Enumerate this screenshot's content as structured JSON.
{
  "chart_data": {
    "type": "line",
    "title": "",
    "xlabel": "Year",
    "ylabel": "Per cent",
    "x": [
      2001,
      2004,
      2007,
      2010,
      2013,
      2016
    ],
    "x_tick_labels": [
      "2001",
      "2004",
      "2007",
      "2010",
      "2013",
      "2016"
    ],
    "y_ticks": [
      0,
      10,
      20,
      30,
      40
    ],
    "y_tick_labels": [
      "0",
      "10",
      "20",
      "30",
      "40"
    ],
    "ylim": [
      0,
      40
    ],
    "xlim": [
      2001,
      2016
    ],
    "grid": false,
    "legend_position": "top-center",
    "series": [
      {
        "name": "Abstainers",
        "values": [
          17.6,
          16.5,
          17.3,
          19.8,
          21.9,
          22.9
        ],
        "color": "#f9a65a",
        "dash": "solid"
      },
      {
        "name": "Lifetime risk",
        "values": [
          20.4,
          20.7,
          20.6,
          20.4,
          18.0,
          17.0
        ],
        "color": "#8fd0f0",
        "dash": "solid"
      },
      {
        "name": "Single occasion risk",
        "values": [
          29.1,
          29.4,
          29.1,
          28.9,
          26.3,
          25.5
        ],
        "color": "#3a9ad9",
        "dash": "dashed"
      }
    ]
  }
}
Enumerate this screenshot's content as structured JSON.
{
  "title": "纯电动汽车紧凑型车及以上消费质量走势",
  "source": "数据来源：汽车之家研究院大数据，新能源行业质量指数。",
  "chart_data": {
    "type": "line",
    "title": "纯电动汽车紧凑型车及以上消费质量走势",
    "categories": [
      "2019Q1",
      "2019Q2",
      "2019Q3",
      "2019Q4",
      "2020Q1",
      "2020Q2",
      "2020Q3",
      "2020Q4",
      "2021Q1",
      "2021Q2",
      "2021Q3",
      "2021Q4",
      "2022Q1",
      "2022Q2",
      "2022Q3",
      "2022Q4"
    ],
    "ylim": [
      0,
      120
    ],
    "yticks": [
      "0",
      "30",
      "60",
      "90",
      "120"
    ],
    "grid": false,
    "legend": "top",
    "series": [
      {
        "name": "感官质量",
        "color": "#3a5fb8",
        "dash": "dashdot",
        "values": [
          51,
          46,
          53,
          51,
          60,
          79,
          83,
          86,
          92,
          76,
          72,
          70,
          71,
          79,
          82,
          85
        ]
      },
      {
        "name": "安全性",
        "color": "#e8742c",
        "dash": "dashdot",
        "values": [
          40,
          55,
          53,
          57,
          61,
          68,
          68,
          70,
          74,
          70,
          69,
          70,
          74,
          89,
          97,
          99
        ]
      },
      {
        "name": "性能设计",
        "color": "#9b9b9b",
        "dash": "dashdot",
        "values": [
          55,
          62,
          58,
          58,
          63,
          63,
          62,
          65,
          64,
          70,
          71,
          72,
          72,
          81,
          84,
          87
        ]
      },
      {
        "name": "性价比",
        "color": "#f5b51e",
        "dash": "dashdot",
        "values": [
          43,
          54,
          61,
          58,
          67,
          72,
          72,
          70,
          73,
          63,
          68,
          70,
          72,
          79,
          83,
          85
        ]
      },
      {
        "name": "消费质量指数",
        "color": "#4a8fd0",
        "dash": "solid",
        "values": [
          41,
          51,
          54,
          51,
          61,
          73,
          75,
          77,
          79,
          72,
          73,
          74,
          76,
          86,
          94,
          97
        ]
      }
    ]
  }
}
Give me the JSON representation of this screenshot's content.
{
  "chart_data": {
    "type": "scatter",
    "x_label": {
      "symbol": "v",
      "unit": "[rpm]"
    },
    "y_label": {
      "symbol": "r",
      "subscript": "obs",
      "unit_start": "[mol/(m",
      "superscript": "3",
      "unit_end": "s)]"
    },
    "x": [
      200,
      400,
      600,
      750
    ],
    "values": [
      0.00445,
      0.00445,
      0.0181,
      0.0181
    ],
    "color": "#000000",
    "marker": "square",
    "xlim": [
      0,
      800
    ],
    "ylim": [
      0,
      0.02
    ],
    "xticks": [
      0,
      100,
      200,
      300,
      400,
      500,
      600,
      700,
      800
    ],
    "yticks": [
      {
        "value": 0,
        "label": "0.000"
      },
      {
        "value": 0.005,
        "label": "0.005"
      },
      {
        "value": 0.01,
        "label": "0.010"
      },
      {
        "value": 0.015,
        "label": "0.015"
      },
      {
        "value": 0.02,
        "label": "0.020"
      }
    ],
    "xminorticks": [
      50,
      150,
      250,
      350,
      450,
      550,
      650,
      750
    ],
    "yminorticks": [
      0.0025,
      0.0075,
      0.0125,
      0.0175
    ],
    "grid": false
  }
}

====

■ Required task ■
Select every line of the material above holding the word "risk" and copy it.

■ Output of the exercise ■
        "name": "Lifetime risk",
        "name": "Single occasion risk",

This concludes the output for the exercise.